= Exercise details =
Can you write out all of the material below, word for word?

A run of records:
****************************************
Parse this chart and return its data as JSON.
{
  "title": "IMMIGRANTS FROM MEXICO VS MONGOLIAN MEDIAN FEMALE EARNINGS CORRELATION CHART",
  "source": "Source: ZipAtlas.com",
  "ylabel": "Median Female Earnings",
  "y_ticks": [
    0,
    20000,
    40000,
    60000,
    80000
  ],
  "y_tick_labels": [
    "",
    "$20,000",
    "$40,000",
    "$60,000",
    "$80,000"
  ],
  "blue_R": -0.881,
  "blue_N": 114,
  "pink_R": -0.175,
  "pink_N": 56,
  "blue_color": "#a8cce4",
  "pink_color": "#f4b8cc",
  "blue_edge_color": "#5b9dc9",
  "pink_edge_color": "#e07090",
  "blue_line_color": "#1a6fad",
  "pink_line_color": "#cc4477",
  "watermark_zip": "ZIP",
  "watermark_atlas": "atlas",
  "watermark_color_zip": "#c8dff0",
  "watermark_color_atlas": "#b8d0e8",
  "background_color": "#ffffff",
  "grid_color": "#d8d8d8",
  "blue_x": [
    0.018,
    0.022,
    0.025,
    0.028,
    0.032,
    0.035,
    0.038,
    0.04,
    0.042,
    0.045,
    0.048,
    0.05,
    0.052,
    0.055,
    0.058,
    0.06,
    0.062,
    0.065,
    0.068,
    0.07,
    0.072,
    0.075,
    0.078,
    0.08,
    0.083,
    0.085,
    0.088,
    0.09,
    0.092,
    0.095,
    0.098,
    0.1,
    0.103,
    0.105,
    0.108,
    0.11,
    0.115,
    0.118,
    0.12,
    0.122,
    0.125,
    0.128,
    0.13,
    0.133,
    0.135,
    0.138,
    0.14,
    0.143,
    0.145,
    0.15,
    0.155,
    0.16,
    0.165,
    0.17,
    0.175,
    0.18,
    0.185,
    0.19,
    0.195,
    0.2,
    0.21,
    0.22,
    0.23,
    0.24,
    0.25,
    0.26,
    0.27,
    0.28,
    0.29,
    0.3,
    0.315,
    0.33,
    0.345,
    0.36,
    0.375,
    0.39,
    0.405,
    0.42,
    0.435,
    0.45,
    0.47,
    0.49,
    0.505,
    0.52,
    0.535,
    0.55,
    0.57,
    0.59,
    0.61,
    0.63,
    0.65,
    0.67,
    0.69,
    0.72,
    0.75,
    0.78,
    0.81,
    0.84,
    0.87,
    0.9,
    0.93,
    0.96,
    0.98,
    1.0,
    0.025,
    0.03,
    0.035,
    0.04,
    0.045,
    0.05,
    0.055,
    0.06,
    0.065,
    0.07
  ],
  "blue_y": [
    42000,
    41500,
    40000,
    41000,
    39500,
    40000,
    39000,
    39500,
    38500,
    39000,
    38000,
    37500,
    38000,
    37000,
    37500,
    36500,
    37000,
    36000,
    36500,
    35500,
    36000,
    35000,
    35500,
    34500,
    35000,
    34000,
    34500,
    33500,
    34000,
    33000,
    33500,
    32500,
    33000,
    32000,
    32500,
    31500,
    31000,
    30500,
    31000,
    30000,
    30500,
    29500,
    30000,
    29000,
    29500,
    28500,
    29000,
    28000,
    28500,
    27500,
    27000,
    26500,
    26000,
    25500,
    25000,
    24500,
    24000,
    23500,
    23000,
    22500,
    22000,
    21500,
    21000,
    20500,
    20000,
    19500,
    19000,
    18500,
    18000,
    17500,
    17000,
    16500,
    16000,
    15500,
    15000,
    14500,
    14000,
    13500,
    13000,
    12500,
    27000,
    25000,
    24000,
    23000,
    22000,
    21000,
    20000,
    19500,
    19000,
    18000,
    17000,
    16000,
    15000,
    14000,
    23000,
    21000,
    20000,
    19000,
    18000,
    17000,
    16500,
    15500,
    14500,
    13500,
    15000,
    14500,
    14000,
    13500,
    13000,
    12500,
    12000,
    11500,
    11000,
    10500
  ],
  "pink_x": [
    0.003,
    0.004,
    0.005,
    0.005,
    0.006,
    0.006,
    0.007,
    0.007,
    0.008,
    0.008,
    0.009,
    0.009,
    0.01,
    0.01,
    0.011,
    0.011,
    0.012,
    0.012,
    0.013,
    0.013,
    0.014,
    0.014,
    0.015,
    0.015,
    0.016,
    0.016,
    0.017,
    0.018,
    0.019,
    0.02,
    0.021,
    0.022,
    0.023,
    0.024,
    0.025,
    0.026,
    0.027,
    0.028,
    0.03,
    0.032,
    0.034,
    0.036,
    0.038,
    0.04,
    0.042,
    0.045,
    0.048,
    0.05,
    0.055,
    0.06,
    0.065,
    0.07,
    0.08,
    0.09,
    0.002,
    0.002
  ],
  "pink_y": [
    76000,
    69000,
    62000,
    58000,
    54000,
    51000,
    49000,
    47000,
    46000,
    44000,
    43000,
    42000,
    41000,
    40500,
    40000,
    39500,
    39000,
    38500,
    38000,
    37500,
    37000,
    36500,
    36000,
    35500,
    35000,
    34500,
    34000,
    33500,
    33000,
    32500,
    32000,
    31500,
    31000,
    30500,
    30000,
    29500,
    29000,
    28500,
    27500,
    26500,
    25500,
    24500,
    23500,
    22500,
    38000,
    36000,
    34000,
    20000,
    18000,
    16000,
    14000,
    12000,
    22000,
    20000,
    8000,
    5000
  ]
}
****************************************
= Result =
Parse this chart and return its data as JSON.
{
  "title": "IMMIGRANTS FROM MEXICO VS MONGOLIAN MEDIAN FEMALE EARNINGS CORRELATION CHART",
  "source": "Source: ZipAtlas.com",
  "ylabel": "Median Female Earnings",
  "y_ticks": [
    0,
    20000,
    40000,
    60000,
    80000
  ],
  "y_tick_labels": [
    "",
    "$20,000",
    "$40,000",
    "$60,000",
    "$80,000"
  ],
  "blue_R": -0.881,
  "blue_N": 114,
  "pink_R": -0.175,
  "pink_N": 56,
  "blue_color": "#a8cce4",
  "pink_color": "#f4b8cc",
  "blue_edge_color": "#5b9dc9",
  "pink_edge_color": "#e07090",
  "blue_line_color": "#1a6fad",
  "pink_line_color": "#cc4477",
  "watermark_zip": "ZIP",
  "watermark_atlas": "atlas",
  "watermark_color_zip": "#c8dff0",
  "watermark_color_atlas": "#b8d0e8",
  "background_color": "#ffffff",
  "grid_color": "#d8d8d8",
  "blue_x": [
    0.018,
    0.022,
    0.025,
    0.028,
    0.032,
    0.035,
    0.038,
    0.04,
    0.042,
    0.045,
    0.048,
    0.05,
    0.052,
    0.055,
    0.058,
    0.06,
    0.062,
    0.065,
    0.068,
    0.07,
    0.072,
    0.075,
    0.078,
    0.08,
    0.083,
    0.085,
    0.088,
    0.09,
    0.092,
    0.095,
    0.098,
    0.1,
    0.103,
    0.105,
    0.108,
    0.11,
    0.115,
    0.118,
    0.12,
    0.122,
    0.125,
    0.128,
    0.13,
    0.133,
    0.135,
    0.138,
    0.14,
    0.143,
    0.145,
    0.15,
    0.155,
    0.16,
    0.165,
    0.17,
    0.175,
    0.18,
    0.185,
    0.19,
    0.195,
    0.2,
    0.21,
    0.22,
    0.23,
    0.24,
    0.25,
    0.26,
    0.27,
    0.28,
    0.29,
    0.3,
    0.315,
    0.33,
    0.345,
    0.36,
    0.375,
    0.39,
    0.405,
    0.42,
    0.435,
    0.45,
    0.47,
    0.49,
    0.505,
    0.52,
    0.535,
    0.55,
    0.57,
    0.59,
    0.61,
    0.63,
    0.65,
    0.67,
    0.69,
    0.72,
    0.75,
    0.78,
    0.81,
    0.84,
    0.87,
    0.9,
    0.93,
    0.96,
    0.98,
    1.0,
    0.025,
    0.03,
    0.035,
    0.04,
    0.045,
    0.05,
    0.055,
    0.06,
    0.065,
    0.07
  ],
  "blue_y": [
    42000,
    41500,
    40000,
    41000,
    39500,
    40000,
    39000,
    39500,
    38500,
    39000,
    38000,
    37500,
    38000,
    37000,
    37500,
    36500,
    37000,
    36000,
    36500,
    35500,
    36000,
    35000,
    35500,
    34500,
    35000,
    34000,
    34500,
    33500,
    34000,
    33000,
    33500,
    32500,
    33000,
    32000,
    32500,
    31500,
    31000,
    30500,
    31000,
    30000,
    30500,
    29500,
    30000,
    29000,
    29500,
    28500,
    29000,
    28000,
    28500,
    27500,
    27000,
    26500,
    26000,
    25500,
    25000,
    24500,
    24000,
    23500,
    23000,
    22500,
    22000,
    21500,
    21000,
    20500,
    20000,
    19500,
    19000,
    18500,
    18000,
    17500,
    17000,
    16500,
    16000,
    15500,
    15000,
    14500,
    14000,
    13500,
    13000,
    12500,
    27000,
    25000,
    24000,
    23000,
    22000,
    21000,
    20000,
    19500,
    19000,
    18000,
    17000,
    16000,
    15000,
    14000,
    23000,
    21000,
    20000,
    19000,
    18000,
    17000,
    16500,
    15500,
    14500,
    13500,
    15000,
    14500,
    14000,
    13500,
    13000,
    12500,
    12000,
    11500,
    11000,
    10500
  ],
  "pink_x": [
    0.003,
    0.004,
    0.005,
    0.005,
    0.006,
    0.006,
    0.007,
    0.007,
    0.008,
    0.008,
    0.009,
    0.009,
    0.01,
    0.01,
    0.011,
    0.011,
    0.012,
    0.012,
    0.013,
    0.013,
    0.014,
    0.014,
    0.015,
    0.015,
    0.016,
    0.016,
    0.017,
    0.018,
    0.019,
    0.02,
    0.021,
    0.022,
    0.023,
    0.024,
    0.025,
    0.026,
    0.027,
    0.028,
    0.03,
    0.032,
    0.034,
    0.036,
    0.038,
    0.04,
    0.042,
    0.045,
    0.048,
    0.05,
    0.055,
    0.06,
    0.065,
    0.07,
    0.08,
    0.09,
    0.002,
    0.002
  ],
  "pink_y": [
    76000,
    69000,
    62000,
    58000,
    54000,
    51000,
    49000,
    47000,
    46000,
    44000,
    43000,
    42000,
    41000,
    40500,
    40000,
    39500,
    39000,
    38500,
    38000,
    37500,
    37000,
    36500,
    36000,
    35500,
    35000,
    34500,
    34000,
    33500,
    33000,
    32500,
    32000,
    31500,
    31000,
    30500,
    30000,
    29500,
    29000,
    28500,
    27500,
    26500,
    25500,
    24500,
    23500,
    22500,
    38000,
    36000,
    34000,
    20000,
    18000,
    16000,
    14000,
    12000,
    22000,
    20000,
    8000,
    5000
  ]
}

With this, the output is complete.